# [Task statement]
Without the pictures, return all of the material exactly as written.

# [Given records]

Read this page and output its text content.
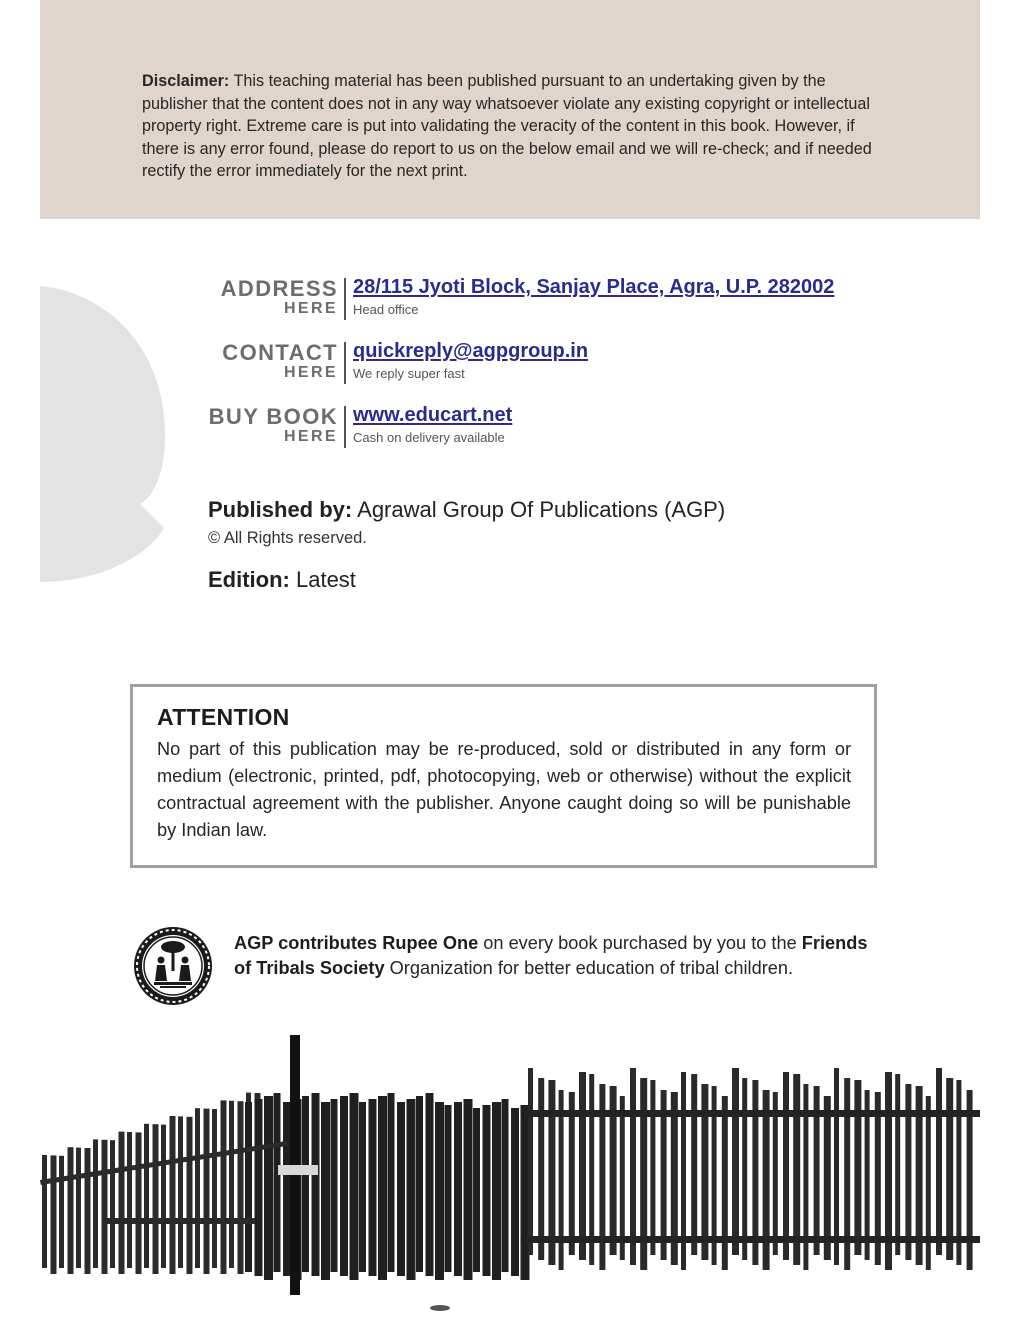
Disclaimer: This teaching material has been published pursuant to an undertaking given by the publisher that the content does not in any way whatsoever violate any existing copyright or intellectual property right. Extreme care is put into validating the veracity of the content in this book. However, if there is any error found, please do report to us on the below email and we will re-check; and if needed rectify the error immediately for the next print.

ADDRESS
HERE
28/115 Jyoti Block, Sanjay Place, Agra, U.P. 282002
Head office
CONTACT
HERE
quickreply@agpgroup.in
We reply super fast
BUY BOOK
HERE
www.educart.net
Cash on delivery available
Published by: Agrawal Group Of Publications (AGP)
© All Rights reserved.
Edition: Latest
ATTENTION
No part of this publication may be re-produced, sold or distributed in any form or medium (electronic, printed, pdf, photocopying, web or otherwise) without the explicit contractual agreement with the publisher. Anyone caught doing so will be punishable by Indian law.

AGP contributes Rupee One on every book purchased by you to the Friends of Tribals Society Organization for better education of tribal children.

# [Answer to the exercise]
Read this page and output its text content.
Disclaimer: This teaching material has been published pursuant to an undertaking given by the publisher that the content does not in any way whatsoever violate any existing copyright or intellectual property right. Extreme care is put into validating the veracity of the content in this book. However, if there is any error found, please do report to us on the below email and we will re-check; and if needed rectify the error immediately for the next print.

ADDRESS
HERE
28/115 Jyoti Block, Sanjay Place, Agra, U.P. 282002
Head office
CONTACT
HERE
quickreply@agpgroup.in
We reply super fast
BUY BOOK
HERE
www.educart.net
Cash on delivery available
Published by: Agrawal Group Of Publications (AGP)
© All Rights reserved.
Edition: Latest
ATTENTION
No part of this publication may be re-produced, sold or distributed in any form or medium (electronic, printed, pdf, photocopying, web or otherwise) without the explicit contractual agreement with the publisher. Anyone caught doing so will be punishable by Indian law.

AGP contributes Rupee One on every book purchased by you to the Friends of Tribals Society Organization for better education of tribal children.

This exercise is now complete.